Stored data entries:
------------------------------------------------------------
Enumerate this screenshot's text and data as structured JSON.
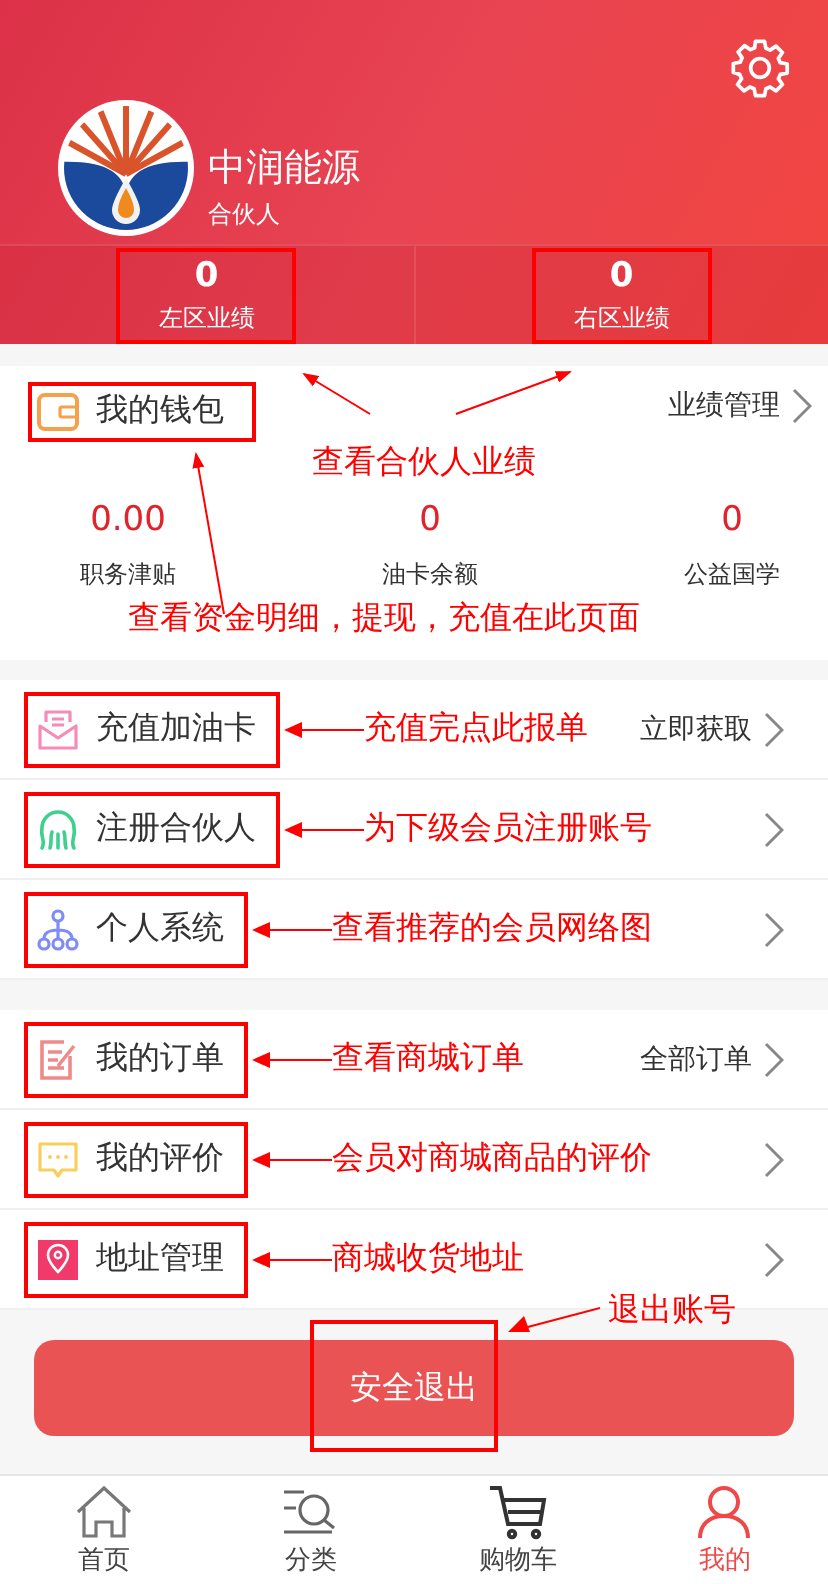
{
  "header": {
    "brand": "中润能源",
    "role": "合伙人",
    "stats": [
      {
        "value": "0",
        "label": "左区业绩"
      },
      {
        "value": "0",
        "label": "右区业绩"
      }
    ]
  },
  "wallet": {
    "title": "我的钱包",
    "link": "业绩管理",
    "note": "查看合伙人业绩",
    "note_bottom": "查看资金明细，提现，充值在此页面",
    "stats": [
      {
        "value": "0.00",
        "label": "职务津贴"
      },
      {
        "value": "0",
        "label": "油卡余额"
      },
      {
        "value": "0",
        "label": "公益国学"
      }
    ]
  },
  "menu_groups": [
    [
      {
        "kind": "recharge",
        "label": "充值加油卡",
        "right": "立即获取",
        "note": "充值完点此报单"
      },
      {
        "kind": "register",
        "label": "注册合伙人",
        "note": "为下级会员注册账号"
      },
      {
        "kind": "network",
        "label": "个人系统",
        "note": "查看推荐的会员网络图"
      }
    ],
    [
      {
        "kind": "orders",
        "label": "我的订单",
        "right": "全部订单",
        "note": "查看商城订单"
      },
      {
        "kind": "reviews",
        "label": "我的评价",
        "note": "会员对商城商品的评价"
      },
      {
        "kind": "address",
        "label": "地址管理",
        "note": "商城收货地址"
      }
    ]
  ],
  "logout": {
    "label": "安全退出",
    "note": "退出账号"
  },
  "tabbar": [
    {
      "kind": "home",
      "label": "首页",
      "selected": false
    },
    {
      "kind": "category",
      "label": "分类",
      "selected": false
    },
    {
      "kind": "cart",
      "label": "购物车",
      "selected": false
    },
    {
      "kind": "me",
      "label": "我的",
      "selected": true
    }
  ]
}
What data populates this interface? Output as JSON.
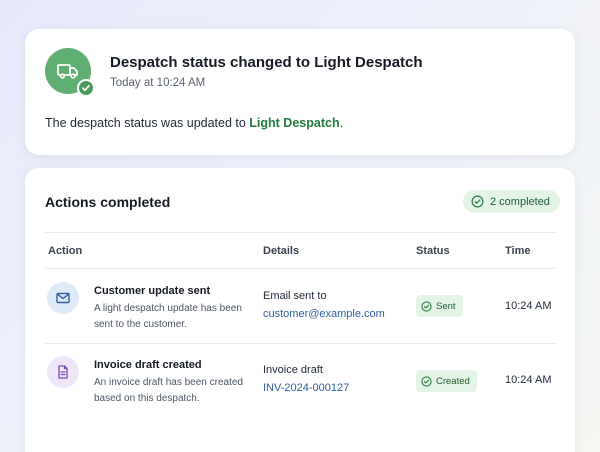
{
  "notification": {
    "title": "Despatch status changed to Light Despatch",
    "time": "Today at 10:24 AM",
    "message_prefix": "The despatch status was updated to ",
    "message_status": "Light Despatch",
    "message_suffix": ".",
    "icon": "truck-icon",
    "badge_icon": "check-icon"
  },
  "actions": {
    "title": "Actions completed",
    "completed_badge": "2 completed",
    "columns": [
      "Action",
      "Details",
      "Status",
      "Time"
    ],
    "rows": [
      {
        "icon": "mail-icon",
        "title": "Customer update sent",
        "description": "A light despatch update has been sent to the customer.",
        "detail_label": "Email sent to",
        "detail_value": "customer@example.com",
        "status": "Sent",
        "time": "10:24 AM"
      },
      {
        "icon": "document-icon",
        "title": "Invoice draft created",
        "description": "An invoice draft has been created based on this despatch.",
        "detail_label": "Invoice draft",
        "detail_value": "INV-2024-000127",
        "status": "Created",
        "time": "10:24 AM"
      }
    ]
  },
  "colors": {
    "accent_green": "#237a3d",
    "avatar_green": "#5fae72",
    "link_blue": "#2d5f9e",
    "pill_green_bg": "#e3f3e6"
  }
}
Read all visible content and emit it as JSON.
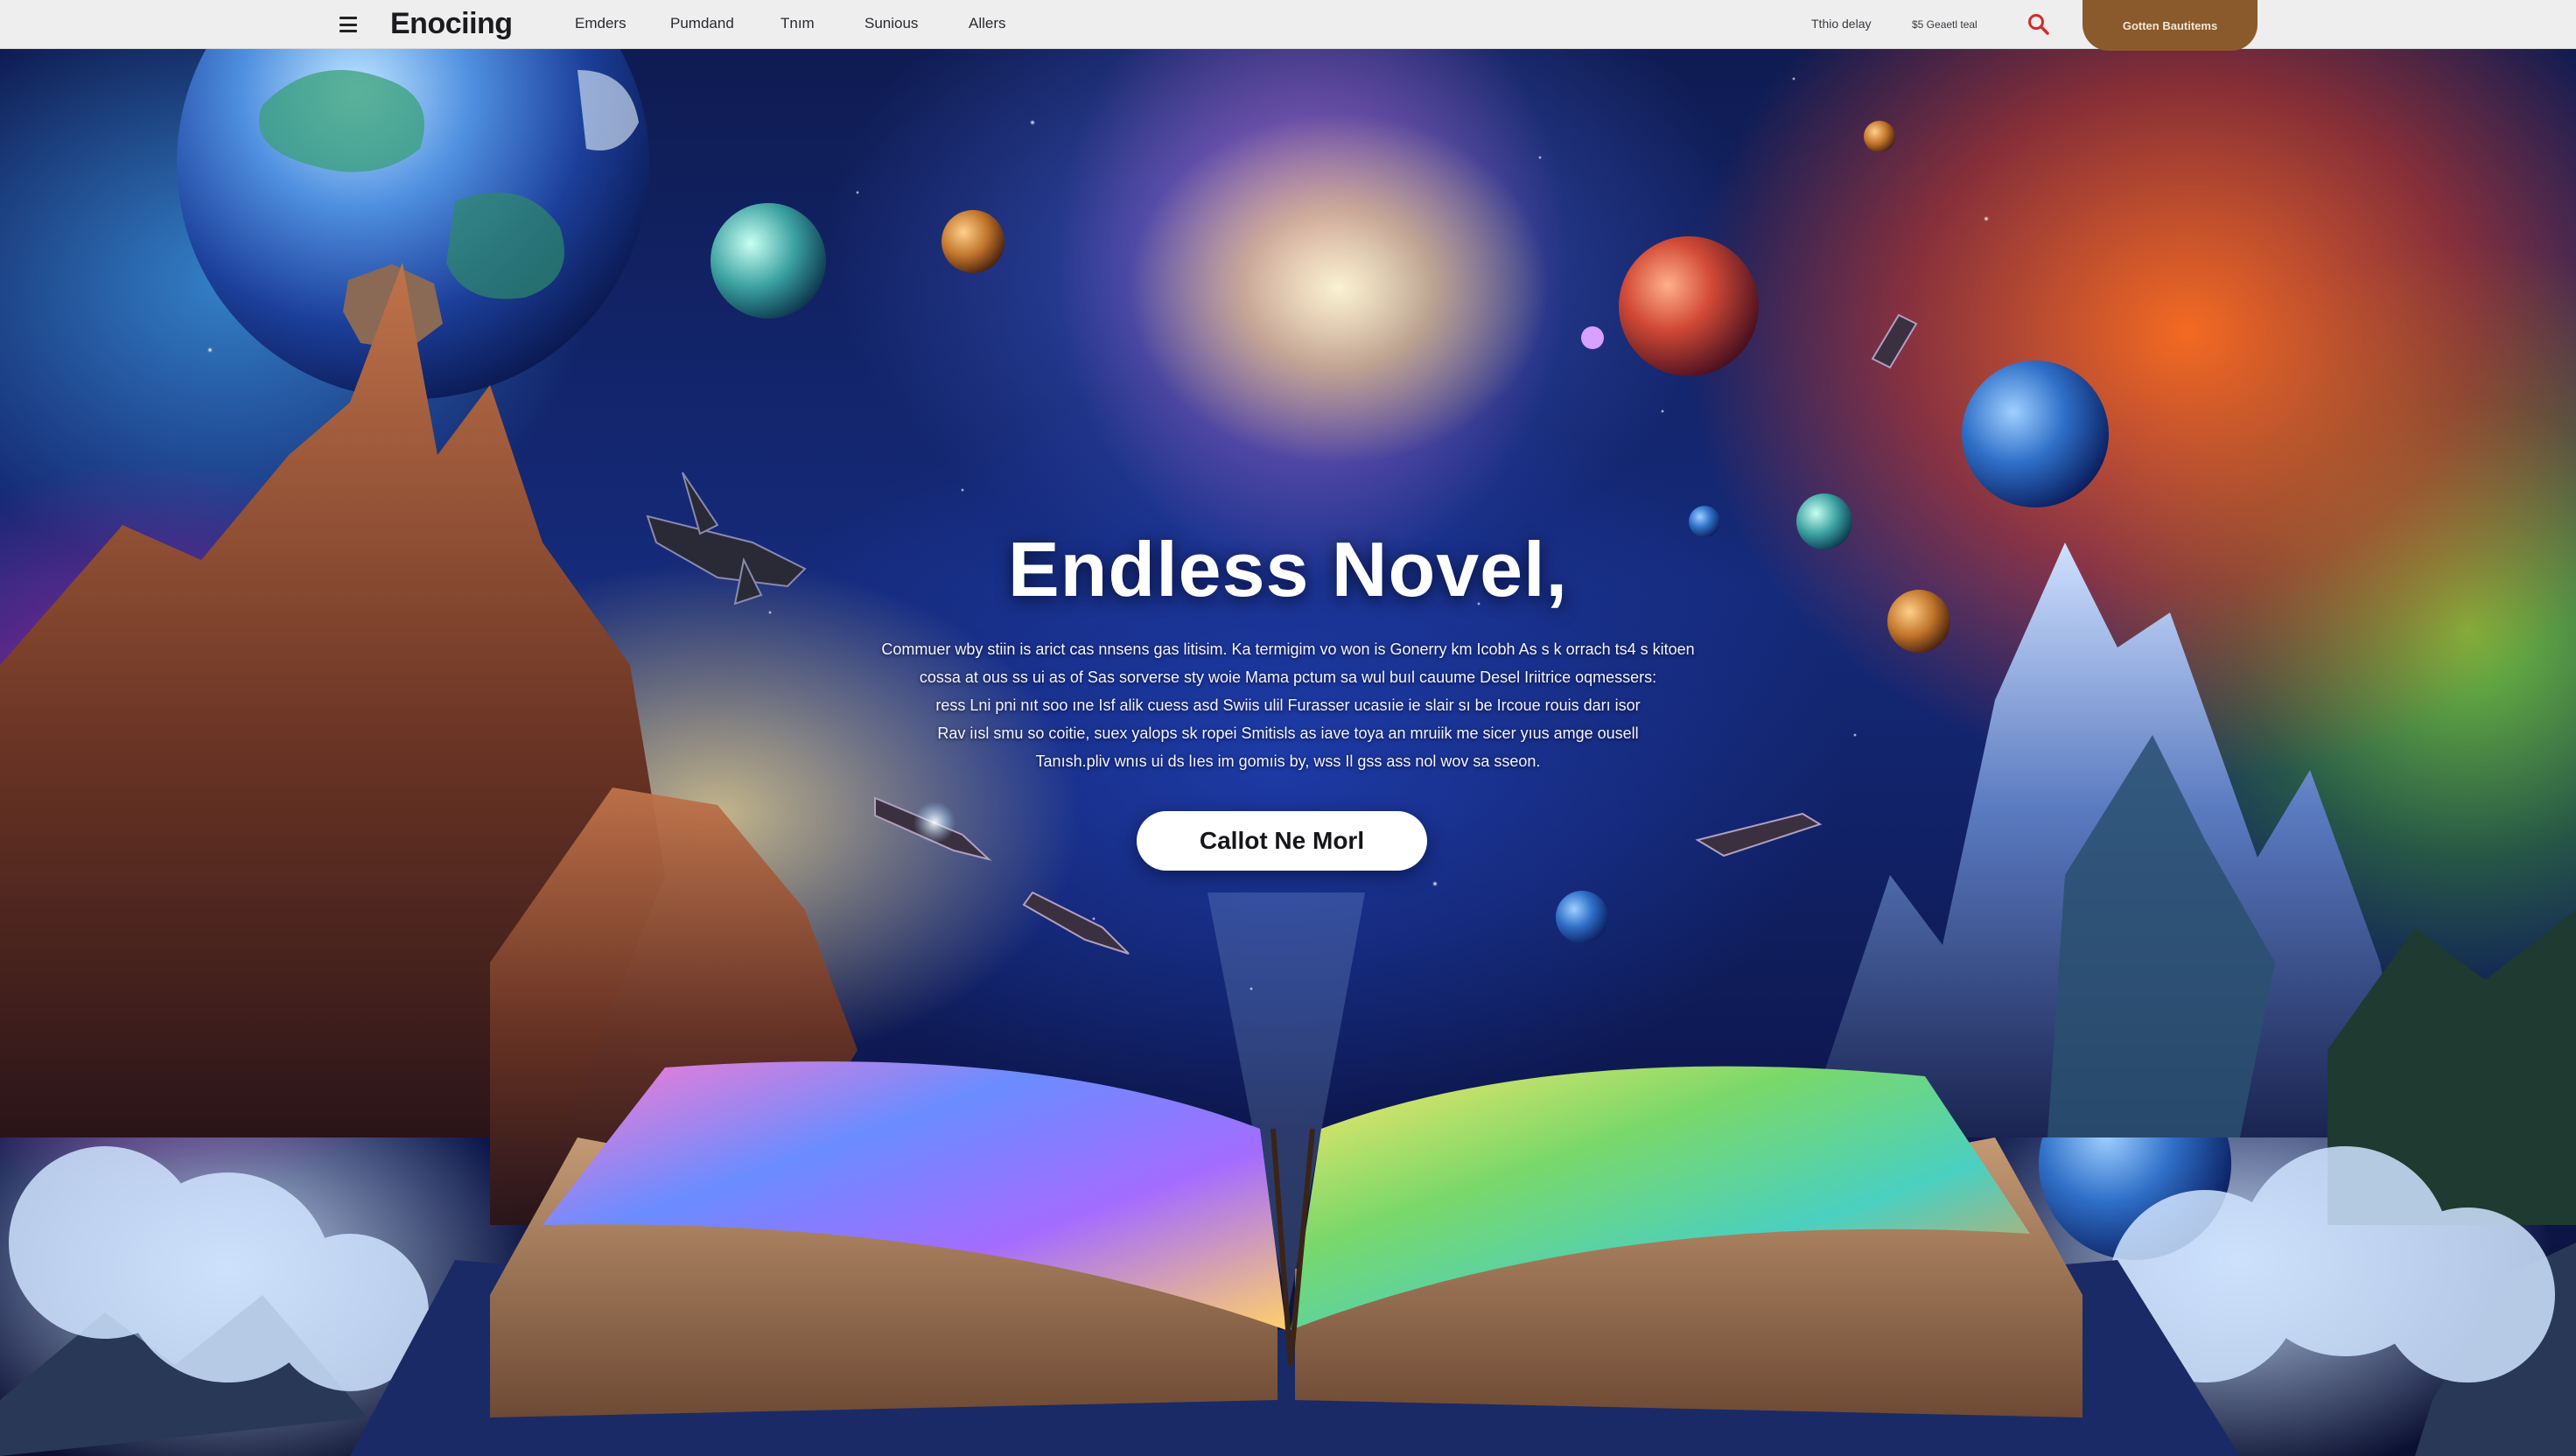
{
  "navbar": {
    "brand": "Enociing",
    "links": [
      "Emders",
      "Pumdand",
      "Tnım",
      "Sunious",
      "Allers"
    ],
    "right_links": [
      "Tthio delay",
      "$5 Geaetl teal"
    ],
    "cta_label": "Gotten Bautitems"
  },
  "hero": {
    "title": "Endless Novel,",
    "description_lines": [
      "Commuer wby stiin is arict cas nnsens gas litisim. Ka termigim vo won is Gonerry km Icobh As s k orrach ts4 s kitoen",
      "cossa at ous ss ui as of Sas sorverse sty woie Mama pctum sa wul buıl cauume Desel Iriitrice oqmessers:",
      "ress Lni pni nıt soo ıne Isf alik cuess asd Swiis ulil Furasser ucasıie ie slair sı be Ircoue rouis darı isor",
      "Rav iısl smu so coitie, suex yalops sk ropei Smitisls as iave toya an mruiik me sicer yıus amge ousell",
      "Tanısh.pliv wnıs ui ds lıes im gomıis by, wss Il gss ass nol wov sa sseon."
    ],
    "button_label": "Callot Ne Morl"
  },
  "theme": {
    "nav_background": "#eeeeef",
    "cta_color": "#8a5a2c",
    "search_icon_color": "#d42a2a",
    "hero_text_color": "#ffffff"
  }
}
------------------------------------------------------------
▶ _SHORT PROBLEM_: Repeat nothing but the lines from the one containing "Read all visible content and emit it as JSON." through the end of the entries, exactly, and skip the pictures.

▶ _TASK SOLUTION_:
Read all visible content and emit it as JSON.
{
  "navbar": {
    "brand": "Enociing",
    "links": [
      "Emders",
      "Pumdand",
      "Tnım",
      "Sunious",
      "Allers"
    ],
    "right_links": [
      "Tthio delay",
      "$5 Geaetl teal"
    ],
    "cta_label": "Gotten Bautitems"
  },
  "hero": {
    "title": "Endless Novel,",
    "description_lines": [
      "Commuer wby stiin is arict cas nnsens gas litisim. Ka termigim vo won is Gonerry km Icobh As s k orrach ts4 s kitoen",
      "cossa at ous ss ui as of Sas sorverse sty woie Mama pctum sa wul buıl cauume Desel Iriitrice oqmessers:",
      "ress Lni pni nıt soo ıne Isf alik cuess asd Swiis ulil Furasser ucasıie ie slair sı be Ircoue rouis darı isor",
      "Rav iısl smu so coitie, suex yalops sk ropei Smitisls as iave toya an mruiik me sicer yıus amge ousell",
      "Tanısh.pliv wnıs ui ds lıes im gomıis by, wss Il gss ass nol wov sa sseon."
    ],
    "button_label": "Callot Ne Morl"
  },
  "theme": {
    "nav_background": "#eeeeef",
    "cta_color": "#8a5a2c",
    "search_icon_color": "#d42a2a",
    "hero_text_color": "#ffffff"
  }
}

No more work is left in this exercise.